- TESTO SCELTO:
La risposta alla polemica luterana sarebbe arrivata, in particolare, con i decreti De iustificatione (1547) e De indulgentiis (1563), che confermarono la validità delle buone opere nel raggiungere la Salvezza e, quindi, delle indulgenze, prescrivendo l’abolizione di qualsiasi indegno abuso.
3. I giubilei nell’età della Controriforma tra moralizzazione e mondanità
Con la conclusione del Concilio di Trento (1545-1563) si aprì per la Chiesa cattolica un’epoca di rinnovamento che si concretizzò nella repressione dell’eterodossia, nella crescita dei nuovi ordini religiosi (teatini, cappuccini e gesuiti), nel disciplinamento del clero e nella moralizzazione del popolo, soprattutto attraverso la riorganizzazione delle parrocchie e dell’assistenza ai poveri.

- RIGHE FORNITE:
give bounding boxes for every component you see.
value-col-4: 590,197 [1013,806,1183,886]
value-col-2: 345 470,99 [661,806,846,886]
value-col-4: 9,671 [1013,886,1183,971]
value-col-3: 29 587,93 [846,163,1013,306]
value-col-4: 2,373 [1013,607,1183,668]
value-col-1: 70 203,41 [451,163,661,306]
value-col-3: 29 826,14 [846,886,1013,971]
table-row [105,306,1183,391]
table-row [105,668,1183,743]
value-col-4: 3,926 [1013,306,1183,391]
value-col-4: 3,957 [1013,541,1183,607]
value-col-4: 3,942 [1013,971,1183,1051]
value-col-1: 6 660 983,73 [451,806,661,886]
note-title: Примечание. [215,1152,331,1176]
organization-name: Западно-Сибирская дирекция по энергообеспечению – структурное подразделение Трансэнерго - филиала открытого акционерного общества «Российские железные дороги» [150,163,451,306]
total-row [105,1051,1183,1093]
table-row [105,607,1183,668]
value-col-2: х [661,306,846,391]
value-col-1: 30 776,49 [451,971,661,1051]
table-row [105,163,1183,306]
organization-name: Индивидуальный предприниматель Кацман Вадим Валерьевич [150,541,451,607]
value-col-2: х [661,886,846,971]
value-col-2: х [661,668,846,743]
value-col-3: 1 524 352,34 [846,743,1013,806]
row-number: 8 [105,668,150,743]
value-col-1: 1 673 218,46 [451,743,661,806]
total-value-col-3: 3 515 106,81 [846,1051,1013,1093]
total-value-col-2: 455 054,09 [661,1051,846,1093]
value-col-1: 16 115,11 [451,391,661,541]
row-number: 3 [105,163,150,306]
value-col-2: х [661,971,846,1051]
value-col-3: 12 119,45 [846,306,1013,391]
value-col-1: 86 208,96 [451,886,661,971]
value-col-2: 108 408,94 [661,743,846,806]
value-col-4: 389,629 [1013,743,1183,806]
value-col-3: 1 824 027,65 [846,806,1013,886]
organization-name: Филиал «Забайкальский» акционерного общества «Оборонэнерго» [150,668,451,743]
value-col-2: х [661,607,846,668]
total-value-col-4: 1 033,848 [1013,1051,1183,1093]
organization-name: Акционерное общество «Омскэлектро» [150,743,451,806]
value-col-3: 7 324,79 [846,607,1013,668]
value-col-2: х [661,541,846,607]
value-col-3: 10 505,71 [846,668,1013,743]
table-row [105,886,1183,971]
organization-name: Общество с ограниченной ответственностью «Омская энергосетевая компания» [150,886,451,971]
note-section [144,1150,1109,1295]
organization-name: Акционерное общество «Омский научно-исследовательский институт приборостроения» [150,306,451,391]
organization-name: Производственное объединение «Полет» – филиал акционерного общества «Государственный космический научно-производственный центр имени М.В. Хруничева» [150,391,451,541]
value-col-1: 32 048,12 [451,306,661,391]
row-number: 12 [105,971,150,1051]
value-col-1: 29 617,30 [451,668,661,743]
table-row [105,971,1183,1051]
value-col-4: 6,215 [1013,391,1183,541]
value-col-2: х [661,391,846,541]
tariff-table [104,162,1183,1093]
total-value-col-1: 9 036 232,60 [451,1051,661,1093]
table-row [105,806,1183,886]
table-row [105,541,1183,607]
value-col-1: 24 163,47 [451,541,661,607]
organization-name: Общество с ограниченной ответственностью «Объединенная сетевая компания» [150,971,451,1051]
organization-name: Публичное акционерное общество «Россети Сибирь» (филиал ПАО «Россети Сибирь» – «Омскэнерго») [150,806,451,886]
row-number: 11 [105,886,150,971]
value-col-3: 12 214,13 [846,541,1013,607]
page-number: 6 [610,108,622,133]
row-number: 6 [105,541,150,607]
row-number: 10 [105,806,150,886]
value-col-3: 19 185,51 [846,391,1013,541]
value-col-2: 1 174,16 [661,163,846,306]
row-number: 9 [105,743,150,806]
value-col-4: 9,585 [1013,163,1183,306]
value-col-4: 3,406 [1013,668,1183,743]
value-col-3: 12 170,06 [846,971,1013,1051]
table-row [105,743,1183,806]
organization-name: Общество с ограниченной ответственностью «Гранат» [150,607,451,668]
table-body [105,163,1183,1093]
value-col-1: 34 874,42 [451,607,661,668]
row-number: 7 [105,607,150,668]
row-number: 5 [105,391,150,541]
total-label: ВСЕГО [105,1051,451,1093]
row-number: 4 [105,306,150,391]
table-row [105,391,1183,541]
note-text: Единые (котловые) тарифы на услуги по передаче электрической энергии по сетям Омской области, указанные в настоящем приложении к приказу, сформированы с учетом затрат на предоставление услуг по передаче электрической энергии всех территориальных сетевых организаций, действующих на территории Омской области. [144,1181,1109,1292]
...
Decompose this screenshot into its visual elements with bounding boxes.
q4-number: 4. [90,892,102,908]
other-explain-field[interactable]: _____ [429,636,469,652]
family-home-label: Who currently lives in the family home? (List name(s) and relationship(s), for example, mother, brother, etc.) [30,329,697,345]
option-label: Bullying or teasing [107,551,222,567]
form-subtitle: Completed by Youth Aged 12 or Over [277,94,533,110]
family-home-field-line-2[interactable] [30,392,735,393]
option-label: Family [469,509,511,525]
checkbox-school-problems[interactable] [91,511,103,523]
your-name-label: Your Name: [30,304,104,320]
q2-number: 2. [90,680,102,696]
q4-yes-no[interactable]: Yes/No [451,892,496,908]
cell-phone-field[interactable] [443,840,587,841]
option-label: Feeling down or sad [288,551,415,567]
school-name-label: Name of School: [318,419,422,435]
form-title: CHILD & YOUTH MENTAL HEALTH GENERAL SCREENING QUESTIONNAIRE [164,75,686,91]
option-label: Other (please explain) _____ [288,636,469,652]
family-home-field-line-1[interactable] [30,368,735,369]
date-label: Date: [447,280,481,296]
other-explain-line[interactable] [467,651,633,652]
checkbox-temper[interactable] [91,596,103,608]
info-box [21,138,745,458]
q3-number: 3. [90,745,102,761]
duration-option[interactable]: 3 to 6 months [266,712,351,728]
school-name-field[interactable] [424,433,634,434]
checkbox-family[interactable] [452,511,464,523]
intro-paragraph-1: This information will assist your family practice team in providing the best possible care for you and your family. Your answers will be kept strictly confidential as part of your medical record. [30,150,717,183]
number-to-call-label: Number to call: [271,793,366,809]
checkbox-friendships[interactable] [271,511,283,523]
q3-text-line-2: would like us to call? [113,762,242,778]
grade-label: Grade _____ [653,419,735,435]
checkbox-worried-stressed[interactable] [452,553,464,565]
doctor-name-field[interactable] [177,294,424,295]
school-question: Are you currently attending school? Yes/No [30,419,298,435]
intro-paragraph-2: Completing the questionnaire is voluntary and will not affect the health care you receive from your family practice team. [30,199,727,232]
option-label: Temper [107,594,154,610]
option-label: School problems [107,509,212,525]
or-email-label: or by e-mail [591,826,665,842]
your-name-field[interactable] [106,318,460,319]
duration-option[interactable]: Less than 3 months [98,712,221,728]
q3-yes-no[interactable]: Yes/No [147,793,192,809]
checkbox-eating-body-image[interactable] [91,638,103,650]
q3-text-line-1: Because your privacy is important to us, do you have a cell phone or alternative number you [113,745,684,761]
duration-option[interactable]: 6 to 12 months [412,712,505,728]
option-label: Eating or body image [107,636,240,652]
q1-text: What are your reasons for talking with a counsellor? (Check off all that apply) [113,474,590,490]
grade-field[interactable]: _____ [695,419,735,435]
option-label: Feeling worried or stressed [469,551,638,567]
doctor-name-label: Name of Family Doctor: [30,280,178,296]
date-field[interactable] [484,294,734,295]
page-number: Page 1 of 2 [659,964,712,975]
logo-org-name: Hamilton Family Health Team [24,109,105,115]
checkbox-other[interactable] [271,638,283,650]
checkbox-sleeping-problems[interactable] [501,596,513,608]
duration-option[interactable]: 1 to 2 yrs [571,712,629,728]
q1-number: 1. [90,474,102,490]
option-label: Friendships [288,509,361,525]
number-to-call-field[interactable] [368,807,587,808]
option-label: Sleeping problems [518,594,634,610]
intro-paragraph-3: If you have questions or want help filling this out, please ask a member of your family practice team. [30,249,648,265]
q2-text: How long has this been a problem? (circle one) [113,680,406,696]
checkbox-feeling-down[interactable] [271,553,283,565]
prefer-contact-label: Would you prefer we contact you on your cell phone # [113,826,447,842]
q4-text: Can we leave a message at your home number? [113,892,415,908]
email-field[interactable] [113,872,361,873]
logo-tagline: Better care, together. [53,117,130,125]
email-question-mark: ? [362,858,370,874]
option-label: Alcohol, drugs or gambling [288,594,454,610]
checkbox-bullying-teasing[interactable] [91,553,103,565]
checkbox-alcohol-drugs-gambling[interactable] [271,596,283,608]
==
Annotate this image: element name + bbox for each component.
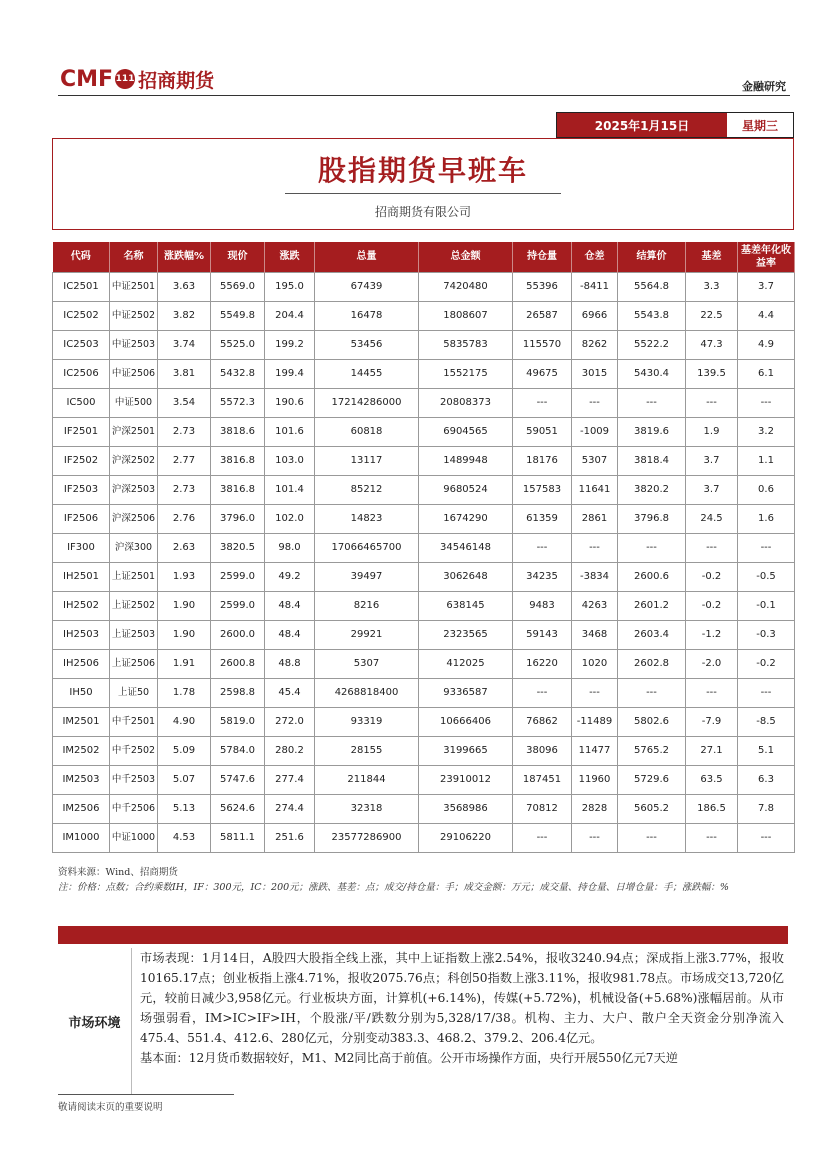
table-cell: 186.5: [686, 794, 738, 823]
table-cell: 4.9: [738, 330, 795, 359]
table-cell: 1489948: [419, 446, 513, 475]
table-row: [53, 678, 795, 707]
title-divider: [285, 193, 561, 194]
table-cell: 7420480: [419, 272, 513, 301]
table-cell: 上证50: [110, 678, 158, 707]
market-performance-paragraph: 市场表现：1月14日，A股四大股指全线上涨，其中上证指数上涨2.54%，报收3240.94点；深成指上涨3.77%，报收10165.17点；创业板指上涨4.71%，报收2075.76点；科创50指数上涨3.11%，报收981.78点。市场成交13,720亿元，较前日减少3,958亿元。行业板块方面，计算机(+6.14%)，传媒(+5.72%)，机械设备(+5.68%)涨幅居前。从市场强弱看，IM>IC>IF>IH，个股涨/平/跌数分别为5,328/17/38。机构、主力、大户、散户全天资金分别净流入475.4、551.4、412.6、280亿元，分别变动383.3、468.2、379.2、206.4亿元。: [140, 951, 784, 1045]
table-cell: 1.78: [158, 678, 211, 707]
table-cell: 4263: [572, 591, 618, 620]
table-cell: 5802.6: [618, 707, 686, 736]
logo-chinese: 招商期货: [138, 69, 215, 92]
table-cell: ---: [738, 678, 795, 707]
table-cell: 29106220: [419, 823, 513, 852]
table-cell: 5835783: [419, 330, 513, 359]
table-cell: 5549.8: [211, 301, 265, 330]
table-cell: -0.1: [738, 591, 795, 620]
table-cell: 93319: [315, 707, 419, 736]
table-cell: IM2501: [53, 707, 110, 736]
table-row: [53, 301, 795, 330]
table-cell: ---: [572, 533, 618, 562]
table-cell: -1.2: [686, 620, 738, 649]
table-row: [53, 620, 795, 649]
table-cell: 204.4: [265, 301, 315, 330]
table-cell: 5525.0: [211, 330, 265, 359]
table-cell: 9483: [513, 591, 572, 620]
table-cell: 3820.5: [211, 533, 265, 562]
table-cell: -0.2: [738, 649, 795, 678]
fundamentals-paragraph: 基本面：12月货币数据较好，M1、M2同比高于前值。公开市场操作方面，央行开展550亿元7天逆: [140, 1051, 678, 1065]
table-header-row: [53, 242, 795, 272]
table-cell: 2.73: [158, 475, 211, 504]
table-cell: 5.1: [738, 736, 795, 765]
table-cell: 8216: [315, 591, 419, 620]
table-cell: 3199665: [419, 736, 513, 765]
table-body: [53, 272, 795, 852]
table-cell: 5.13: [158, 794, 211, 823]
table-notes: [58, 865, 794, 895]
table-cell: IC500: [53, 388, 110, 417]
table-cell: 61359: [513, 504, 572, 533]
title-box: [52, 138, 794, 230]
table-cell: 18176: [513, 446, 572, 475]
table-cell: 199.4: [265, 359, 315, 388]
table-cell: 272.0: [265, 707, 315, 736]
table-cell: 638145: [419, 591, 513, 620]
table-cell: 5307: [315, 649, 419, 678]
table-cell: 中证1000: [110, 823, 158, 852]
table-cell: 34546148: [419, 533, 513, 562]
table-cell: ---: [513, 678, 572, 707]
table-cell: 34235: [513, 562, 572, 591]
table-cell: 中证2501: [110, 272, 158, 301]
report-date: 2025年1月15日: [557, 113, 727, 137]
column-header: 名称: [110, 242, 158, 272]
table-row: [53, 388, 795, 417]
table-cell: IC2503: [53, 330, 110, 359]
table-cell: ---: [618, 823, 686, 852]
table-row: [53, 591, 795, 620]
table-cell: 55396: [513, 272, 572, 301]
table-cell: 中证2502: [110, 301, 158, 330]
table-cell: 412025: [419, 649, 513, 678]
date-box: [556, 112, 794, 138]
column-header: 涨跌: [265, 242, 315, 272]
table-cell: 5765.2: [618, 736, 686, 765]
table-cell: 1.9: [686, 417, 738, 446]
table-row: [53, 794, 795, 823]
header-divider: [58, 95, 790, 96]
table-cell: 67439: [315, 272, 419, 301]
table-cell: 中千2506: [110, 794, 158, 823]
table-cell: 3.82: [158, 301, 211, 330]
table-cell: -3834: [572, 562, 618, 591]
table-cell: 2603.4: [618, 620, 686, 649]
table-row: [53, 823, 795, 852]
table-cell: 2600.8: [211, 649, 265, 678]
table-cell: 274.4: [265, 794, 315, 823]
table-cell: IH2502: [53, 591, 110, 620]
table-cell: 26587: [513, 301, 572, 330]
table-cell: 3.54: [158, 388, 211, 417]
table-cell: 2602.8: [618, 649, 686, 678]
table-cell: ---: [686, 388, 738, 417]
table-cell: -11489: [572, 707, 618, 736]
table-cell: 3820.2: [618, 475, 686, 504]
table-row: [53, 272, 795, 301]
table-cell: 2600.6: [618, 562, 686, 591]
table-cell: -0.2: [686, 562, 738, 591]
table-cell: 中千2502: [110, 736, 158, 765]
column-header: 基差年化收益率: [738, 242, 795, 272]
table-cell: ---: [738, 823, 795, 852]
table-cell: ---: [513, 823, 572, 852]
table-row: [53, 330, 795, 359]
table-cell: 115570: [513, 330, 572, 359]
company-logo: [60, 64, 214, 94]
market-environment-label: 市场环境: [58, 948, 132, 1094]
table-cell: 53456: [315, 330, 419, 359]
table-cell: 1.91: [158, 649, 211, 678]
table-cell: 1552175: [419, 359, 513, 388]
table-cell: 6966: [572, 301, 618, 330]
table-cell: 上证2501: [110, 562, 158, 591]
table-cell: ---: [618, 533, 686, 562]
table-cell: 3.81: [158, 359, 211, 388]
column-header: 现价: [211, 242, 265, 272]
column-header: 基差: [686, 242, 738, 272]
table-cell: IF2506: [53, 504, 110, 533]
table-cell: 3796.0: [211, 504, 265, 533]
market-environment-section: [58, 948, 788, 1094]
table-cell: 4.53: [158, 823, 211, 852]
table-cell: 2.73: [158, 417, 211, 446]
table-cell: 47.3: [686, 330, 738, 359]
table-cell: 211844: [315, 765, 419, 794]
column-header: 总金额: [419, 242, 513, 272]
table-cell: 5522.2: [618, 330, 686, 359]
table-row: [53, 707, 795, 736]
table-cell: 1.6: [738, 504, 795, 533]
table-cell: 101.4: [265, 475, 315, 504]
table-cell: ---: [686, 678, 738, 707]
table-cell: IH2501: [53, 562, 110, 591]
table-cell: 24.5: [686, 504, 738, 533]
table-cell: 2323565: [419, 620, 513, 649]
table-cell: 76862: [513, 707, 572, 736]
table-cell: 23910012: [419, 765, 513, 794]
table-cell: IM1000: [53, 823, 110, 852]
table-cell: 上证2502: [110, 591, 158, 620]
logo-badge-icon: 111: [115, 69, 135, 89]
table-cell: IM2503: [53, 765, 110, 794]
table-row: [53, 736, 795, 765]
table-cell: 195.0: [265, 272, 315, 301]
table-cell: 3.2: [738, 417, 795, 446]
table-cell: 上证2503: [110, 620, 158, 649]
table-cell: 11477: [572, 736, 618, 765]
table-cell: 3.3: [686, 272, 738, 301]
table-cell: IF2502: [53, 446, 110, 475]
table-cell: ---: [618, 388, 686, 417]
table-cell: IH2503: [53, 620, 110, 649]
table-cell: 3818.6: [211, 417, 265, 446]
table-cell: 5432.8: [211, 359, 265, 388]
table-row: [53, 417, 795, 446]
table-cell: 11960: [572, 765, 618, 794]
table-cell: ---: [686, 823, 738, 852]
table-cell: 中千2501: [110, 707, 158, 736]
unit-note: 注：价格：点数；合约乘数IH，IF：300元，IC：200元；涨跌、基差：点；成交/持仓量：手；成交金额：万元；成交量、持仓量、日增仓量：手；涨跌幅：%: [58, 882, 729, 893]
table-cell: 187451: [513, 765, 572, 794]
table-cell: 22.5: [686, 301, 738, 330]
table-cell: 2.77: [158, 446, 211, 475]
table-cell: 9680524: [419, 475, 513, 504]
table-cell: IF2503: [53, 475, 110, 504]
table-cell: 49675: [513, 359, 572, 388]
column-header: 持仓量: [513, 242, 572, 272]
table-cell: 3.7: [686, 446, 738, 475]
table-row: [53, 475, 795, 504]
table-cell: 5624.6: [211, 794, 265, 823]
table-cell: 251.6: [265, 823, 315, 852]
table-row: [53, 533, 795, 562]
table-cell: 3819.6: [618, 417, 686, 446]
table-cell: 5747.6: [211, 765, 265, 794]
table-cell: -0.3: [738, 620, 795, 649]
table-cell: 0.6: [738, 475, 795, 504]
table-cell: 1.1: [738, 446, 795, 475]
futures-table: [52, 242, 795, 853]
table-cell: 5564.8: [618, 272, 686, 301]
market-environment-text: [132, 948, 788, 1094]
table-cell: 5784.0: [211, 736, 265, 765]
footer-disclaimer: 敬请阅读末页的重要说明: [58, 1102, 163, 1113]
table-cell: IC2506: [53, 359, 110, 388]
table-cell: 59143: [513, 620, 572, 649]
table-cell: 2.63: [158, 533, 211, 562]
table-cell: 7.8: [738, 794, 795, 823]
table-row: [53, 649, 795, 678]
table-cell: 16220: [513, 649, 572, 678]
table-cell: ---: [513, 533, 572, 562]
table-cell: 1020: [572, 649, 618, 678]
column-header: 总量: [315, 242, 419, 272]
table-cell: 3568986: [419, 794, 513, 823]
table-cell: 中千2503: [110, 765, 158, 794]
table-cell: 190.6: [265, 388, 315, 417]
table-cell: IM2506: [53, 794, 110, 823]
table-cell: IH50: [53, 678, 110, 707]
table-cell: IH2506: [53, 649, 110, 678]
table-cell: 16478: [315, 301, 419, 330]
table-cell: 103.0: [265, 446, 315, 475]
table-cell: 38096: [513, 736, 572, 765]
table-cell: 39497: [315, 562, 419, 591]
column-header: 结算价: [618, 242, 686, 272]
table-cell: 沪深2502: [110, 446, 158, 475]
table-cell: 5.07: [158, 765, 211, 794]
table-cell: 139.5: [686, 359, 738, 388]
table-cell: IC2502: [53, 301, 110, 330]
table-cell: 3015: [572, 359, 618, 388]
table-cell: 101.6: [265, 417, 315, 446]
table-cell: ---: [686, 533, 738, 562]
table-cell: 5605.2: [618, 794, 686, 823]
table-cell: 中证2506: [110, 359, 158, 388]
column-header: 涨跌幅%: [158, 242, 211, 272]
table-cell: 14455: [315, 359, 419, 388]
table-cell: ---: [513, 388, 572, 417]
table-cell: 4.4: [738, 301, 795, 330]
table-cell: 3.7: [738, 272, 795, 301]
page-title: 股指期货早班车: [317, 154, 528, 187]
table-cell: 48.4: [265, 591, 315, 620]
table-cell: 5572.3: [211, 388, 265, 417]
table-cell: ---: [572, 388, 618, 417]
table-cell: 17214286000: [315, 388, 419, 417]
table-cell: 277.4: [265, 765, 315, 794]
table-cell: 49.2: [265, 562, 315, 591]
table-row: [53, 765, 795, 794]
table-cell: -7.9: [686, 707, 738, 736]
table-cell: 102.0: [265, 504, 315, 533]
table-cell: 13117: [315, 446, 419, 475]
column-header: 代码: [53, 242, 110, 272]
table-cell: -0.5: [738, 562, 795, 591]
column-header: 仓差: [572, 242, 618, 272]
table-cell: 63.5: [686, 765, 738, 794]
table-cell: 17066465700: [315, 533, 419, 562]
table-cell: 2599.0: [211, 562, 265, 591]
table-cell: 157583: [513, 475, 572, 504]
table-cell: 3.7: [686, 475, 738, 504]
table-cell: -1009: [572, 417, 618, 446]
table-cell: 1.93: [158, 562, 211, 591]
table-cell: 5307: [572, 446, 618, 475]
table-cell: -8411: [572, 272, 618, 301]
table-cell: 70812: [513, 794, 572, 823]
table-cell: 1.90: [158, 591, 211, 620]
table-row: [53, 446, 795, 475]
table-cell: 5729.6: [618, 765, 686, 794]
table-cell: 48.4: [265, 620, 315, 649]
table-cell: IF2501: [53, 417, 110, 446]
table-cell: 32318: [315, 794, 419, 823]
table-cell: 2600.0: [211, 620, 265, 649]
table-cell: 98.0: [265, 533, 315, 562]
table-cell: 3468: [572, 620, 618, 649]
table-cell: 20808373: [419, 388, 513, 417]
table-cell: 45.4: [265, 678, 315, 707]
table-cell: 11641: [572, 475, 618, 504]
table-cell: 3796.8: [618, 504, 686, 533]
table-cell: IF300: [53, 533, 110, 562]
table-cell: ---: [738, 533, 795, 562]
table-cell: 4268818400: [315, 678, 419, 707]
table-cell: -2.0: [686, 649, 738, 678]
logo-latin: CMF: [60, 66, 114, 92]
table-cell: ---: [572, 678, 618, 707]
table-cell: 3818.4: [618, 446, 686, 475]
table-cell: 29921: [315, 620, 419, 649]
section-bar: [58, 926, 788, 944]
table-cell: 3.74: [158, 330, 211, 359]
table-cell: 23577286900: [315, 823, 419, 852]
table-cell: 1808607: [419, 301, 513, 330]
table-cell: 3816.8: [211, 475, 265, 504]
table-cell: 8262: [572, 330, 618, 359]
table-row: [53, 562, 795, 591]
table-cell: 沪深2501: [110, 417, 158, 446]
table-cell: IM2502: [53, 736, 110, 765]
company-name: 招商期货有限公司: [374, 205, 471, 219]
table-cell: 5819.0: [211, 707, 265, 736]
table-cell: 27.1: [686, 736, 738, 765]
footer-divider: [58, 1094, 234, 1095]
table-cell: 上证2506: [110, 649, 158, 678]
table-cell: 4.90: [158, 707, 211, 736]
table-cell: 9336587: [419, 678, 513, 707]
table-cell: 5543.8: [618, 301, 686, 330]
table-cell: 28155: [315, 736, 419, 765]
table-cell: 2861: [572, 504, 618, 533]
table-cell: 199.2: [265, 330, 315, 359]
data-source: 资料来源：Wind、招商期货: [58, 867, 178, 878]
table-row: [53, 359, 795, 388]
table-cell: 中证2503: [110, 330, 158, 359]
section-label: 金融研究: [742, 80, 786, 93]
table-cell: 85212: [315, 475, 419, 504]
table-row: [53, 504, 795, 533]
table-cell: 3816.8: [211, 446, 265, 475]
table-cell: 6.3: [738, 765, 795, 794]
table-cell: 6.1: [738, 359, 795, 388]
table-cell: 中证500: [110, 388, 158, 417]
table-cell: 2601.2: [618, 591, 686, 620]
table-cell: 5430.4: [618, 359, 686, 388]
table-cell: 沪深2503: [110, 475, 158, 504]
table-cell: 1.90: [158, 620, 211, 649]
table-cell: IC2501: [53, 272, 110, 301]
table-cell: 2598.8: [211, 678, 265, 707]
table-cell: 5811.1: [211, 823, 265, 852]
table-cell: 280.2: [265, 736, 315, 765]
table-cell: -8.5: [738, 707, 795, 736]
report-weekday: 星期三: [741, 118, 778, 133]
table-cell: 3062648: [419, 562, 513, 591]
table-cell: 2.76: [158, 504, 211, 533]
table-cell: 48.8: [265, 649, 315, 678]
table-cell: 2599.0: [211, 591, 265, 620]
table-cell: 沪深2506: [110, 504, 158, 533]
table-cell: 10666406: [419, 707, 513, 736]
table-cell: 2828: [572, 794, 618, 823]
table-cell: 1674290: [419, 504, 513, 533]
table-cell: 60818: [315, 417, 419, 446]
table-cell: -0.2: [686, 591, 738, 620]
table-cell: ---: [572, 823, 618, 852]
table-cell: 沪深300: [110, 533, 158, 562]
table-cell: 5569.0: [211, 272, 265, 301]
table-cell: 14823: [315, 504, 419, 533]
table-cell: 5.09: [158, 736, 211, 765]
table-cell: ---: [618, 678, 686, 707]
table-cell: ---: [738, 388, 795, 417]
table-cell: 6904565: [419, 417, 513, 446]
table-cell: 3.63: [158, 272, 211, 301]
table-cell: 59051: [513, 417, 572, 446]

- COMPITO DA SVOLGERE:
Riscrivi il testo scelto dalle parole "La risposta alla" fino a "qualsiasi indegno abuso." incluse, scambiando "abuso" con "eccesso".

- SOLUZIONE DEL PROBLEMA:
La risposta alla polemica luterana sarebbe arrivata, in particolare, con i decreti De iustificatione (1547) e De indulgentiis (1563), che confermarono la validità delle buone opere nel raggiungere la Salvezza e, quindi, delle indulgenze, prescrivendo l’abolizione di qualsiasi indegno eccesso.